Data extract:

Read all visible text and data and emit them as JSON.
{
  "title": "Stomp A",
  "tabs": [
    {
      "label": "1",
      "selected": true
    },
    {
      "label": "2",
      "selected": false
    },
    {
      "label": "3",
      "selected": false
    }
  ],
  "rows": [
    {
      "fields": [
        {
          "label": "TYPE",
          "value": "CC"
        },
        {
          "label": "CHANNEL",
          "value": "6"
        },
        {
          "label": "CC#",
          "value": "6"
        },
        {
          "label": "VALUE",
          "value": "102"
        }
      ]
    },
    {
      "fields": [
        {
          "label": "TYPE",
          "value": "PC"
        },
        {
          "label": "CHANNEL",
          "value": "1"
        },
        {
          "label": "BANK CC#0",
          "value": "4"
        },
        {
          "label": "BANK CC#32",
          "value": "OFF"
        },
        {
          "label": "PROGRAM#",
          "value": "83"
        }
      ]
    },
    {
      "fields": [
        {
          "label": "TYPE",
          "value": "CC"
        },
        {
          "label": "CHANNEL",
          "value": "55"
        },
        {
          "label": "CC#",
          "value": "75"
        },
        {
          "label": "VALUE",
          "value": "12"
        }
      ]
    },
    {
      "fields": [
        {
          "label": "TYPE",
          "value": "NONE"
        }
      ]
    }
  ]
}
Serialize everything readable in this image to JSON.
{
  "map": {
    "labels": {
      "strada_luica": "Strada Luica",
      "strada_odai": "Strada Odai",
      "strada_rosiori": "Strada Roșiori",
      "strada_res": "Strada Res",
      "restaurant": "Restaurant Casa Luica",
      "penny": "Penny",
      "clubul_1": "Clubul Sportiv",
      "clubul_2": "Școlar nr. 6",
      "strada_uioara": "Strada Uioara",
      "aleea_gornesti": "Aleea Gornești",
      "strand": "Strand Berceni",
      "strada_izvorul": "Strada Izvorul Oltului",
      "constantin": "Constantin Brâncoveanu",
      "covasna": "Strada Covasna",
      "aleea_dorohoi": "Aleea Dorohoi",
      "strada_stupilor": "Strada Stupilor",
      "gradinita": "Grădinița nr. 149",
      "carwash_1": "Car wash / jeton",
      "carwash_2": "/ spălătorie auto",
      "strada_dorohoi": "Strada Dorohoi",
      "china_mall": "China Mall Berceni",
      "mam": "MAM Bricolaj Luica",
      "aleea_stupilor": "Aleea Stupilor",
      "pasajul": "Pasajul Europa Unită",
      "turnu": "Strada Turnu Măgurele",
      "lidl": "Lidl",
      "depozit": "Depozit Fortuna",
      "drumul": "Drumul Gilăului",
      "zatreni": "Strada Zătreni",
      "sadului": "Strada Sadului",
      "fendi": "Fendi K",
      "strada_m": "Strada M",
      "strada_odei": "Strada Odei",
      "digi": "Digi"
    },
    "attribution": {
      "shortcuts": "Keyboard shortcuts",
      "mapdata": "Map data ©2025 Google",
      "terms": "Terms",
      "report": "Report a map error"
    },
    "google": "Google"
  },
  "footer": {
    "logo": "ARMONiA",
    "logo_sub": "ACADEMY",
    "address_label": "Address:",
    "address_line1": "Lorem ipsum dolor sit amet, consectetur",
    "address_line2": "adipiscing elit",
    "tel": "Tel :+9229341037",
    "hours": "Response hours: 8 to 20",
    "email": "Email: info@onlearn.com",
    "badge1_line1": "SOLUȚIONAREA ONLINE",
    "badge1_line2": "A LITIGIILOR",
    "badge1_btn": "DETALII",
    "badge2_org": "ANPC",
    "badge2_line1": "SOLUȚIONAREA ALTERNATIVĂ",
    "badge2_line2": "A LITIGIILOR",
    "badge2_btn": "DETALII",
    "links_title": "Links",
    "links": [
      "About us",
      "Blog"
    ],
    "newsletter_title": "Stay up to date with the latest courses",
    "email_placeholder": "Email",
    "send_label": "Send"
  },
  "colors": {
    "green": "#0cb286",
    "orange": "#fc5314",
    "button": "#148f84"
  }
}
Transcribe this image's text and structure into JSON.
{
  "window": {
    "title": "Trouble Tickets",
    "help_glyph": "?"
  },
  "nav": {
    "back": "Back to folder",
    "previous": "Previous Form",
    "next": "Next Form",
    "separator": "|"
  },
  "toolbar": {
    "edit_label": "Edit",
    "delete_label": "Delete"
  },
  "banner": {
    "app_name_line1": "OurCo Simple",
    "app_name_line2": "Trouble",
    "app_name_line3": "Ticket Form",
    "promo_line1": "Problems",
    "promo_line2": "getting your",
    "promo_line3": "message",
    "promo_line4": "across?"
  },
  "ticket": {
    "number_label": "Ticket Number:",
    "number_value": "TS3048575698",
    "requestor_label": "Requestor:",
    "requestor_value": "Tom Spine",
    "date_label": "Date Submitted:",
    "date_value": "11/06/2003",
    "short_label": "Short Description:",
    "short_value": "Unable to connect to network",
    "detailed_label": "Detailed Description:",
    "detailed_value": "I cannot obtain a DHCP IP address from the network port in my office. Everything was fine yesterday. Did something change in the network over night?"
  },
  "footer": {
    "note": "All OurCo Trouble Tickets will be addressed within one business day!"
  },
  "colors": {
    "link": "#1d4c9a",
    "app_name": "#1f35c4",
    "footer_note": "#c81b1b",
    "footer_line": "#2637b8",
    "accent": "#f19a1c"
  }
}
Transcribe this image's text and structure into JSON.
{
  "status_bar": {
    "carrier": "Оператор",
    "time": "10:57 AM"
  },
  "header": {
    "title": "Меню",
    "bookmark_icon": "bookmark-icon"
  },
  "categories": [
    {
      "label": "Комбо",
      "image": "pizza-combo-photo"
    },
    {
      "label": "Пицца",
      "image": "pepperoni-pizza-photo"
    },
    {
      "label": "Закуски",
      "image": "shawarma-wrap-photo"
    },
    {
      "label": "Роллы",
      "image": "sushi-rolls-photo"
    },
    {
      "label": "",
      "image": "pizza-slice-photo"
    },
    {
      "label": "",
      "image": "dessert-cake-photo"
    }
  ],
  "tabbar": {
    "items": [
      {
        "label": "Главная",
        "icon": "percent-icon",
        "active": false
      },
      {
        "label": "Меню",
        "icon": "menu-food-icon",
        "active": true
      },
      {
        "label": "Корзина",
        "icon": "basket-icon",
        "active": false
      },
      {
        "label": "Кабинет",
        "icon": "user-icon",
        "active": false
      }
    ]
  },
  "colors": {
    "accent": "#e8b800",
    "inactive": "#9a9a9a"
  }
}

Short task:
Restate all of the entries above precisely.

Answer:
Read all visible text and data and emit them as JSON.
{
  "title": "Stomp A",
  "tabs": [
    {
      "label": "1",
      "selected": true
    },
    {
      "label": "2",
      "selected": false
    },
    {
      "label": "3",
      "selected": false
    }
  ],
  "rows": [
    {
      "fields": [
        {
          "label": "TYPE",
          "value": "CC"
        },
        {
          "label": "CHANNEL",
          "value": "6"
        },
        {
          "label": "CC#",
          "value": "6"
        },
        {
          "label": "VALUE",
          "value": "102"
        }
      ]
    },
    {
      "fields": [
        {
          "label": "TYPE",
          "value": "PC"
        },
        {
          "label": "CHANNEL",
          "value": "1"
        },
        {
          "label": "BANK CC#0",
          "value": "4"
        },
        {
          "label": "BANK CC#32",
          "value": "OFF"
        },
        {
          "label": "PROGRAM#",
          "value": "83"
        }
      ]
    },
    {
      "fields": [
        {
          "label": "TYPE",
          "value": "CC"
        },
        {
          "label": "CHANNEL",
          "value": "55"
        },
        {
          "label": "CC#",
          "value": "75"
        },
        {
          "label": "VALUE",
          "value": "12"
        }
      ]
    },
    {
      "fields": [
        {
          "label": "TYPE",
          "value": "NONE"
        }
      ]
    }
  ]
}
Serialize everything readable in this image to JSON.
{
  "map": {
    "labels": {
      "strada_luica": "Strada Luica",
      "strada_odai": "Strada Odai",
      "strada_rosiori": "Strada Roșiori",
      "strada_res": "Strada Res",
      "restaurant": "Restaurant Casa Luica",
      "penny": "Penny",
      "clubul_1": "Clubul Sportiv",
      "clubul_2": "Școlar nr. 6",
      "strada_uioara": "Strada Uioara",
      "aleea_gornesti": "Aleea Gornești",
      "strand": "Strand Berceni",
      "strada_izvorul": "Strada Izvorul Oltului",
      "constantin": "Constantin Brâncoveanu",
      "covasna": "Strada Covasna",
      "aleea_dorohoi": "Aleea Dorohoi",
      "strada_stupilor": "Strada Stupilor",
      "gradinita": "Grădinița nr. 149",
      "carwash_1": "Car wash / jeton",
      "carwash_2": "/ spălătorie auto",
      "strada_dorohoi": "Strada Dorohoi",
      "china_mall": "China Mall Berceni",
      "mam": "MAM Bricolaj Luica",
      "aleea_stupilor": "Aleea Stupilor",
      "pasajul": "Pasajul Europa Unită",
      "turnu": "Strada Turnu Măgurele",
      "lidl": "Lidl",
      "depozit": "Depozit Fortuna",
      "drumul": "Drumul Gilăului",
      "zatreni": "Strada Zătreni",
      "sadului": "Strada Sadului",
      "fendi": "Fendi K",
      "strada_m": "Strada M",
      "strada_odei": "Strada Odei",
      "digi": "Digi"
    },
    "attribution": {
      "shortcuts": "Keyboard shortcuts",
      "mapdata": "Map data ©2025 Google",
      "terms": "Terms",
      "report": "Report a map error"
    },
    "google": "Google"
  },
  "footer": {
    "logo": "ARMONiA",
    "logo_sub": "ACADEMY",
    "address_label": "Address:",
    "address_line1": "Lorem ipsum dolor sit amet, consectetur",
    "address_line2": "adipiscing elit",
    "tel": "Tel :+9229341037",
    "hours": "Response hours: 8 to 20",
    "email": "Email: info@onlearn.com",
    "badge1_line1": "SOLUȚIONAREA ONLINE",
    "badge1_line2": "A LITIGIILOR",
    "badge1_btn": "DETALII",
    "badge2_org": "ANPC",
    "badge2_line1": "SOLUȚIONAREA ALTERNATIVĂ",
    "badge2_line2": "A LITIGIILOR",
    "badge2_btn": "DETALII",
    "links_title": "Links",
    "links": [
      "About us",
      "Blog"
    ],
    "newsletter_title": "Stay up to date with the latest courses",
    "email_placeholder": "Email",
    "send_label": "Send"
  },
  "colors": {
    "green": "#0cb286",
    "orange": "#fc5314",
    "button": "#148f84"
  }
}
Transcribe this image's text and structure into JSON.
{
  "window": {
    "title": "Trouble Tickets",
    "help_glyph": "?"
  },
  "nav": {
    "back": "Back to folder",
    "previous": "Previous Form",
    "next": "Next Form",
    "separator": "|"
  },
  "toolbar": {
    "edit_label": "Edit",
    "delete_label": "Delete"
  },
  "banner": {
    "app_name_line1": "OurCo Simple",
    "app_name_line2": "Trouble",
    "app_name_line3": "Ticket Form",
    "promo_line1": "Problems",
    "promo_line2": "getting your",
    "promo_line3": "message",
    "promo_line4": "across?"
  },
  "ticket": {
    "number_label": "Ticket Number:",
    "number_value": "TS3048575698",
    "requestor_label": "Requestor:",
    "requestor_value": "Tom Spine",
    "date_label": "Date Submitted:",
    "date_value": "11/06/2003",
    "short_label": "Short Description:",
    "short_value": "Unable to connect to network",
    "detailed_label": "Detailed Description:",
    "detailed_value": "I cannot obtain a DHCP IP address from the network port in my office. Everything was fine yesterday. Did something change in the network over night?"
  },
  "footer": {
    "note": "All OurCo Trouble Tickets will be addressed within one business day!"
  },
  "colors": {
    "link": "#1d4c9a",
    "app_name": "#1f35c4",
    "footer_note": "#c81b1b",
    "footer_line": "#2637b8",
    "accent": "#f19a1c"
  }
}
Transcribe this image's text and structure into JSON.
{
  "status_bar": {
    "carrier": "Оператор",
    "time": "10:57 AM"
  },
  "header": {
    "title": "Меню",
    "bookmark_icon": "bookmark-icon"
  },
  "categories": [
    {
      "label": "Комбо",
      "image": "pizza-combo-photo"
    },
    {
      "label": "Пицца",
      "image": "pepperoni-pizza-photo"
    },
    {
      "label": "Закуски",
      "image": "shawarma-wrap-photo"
    },
    {
      "label": "Роллы",
      "image": "sushi-rolls-photo"
    },
    {
      "label": "",
      "image": "pizza-slice-photo"
    },
    {
      "label": "",
      "image": "dessert-cake-photo"
    }
  ],
  "tabbar": {
    "items": [
      {
        "label": "Главная",
        "icon": "percent-icon",
        "active": false
      },
      {
        "label": "Меню",
        "icon": "menu-food-icon",
        "active": true
      },
      {
        "label": "Корзина",
        "icon": "basket-icon",
        "active": false
      },
      {
        "label": "Кабинет",
        "icon": "user-icon",
        "active": false
      }
    ]
  },
  "colors": {
    "accent": "#e8b800",
    "inactive": "#9a9a9a"
  }
}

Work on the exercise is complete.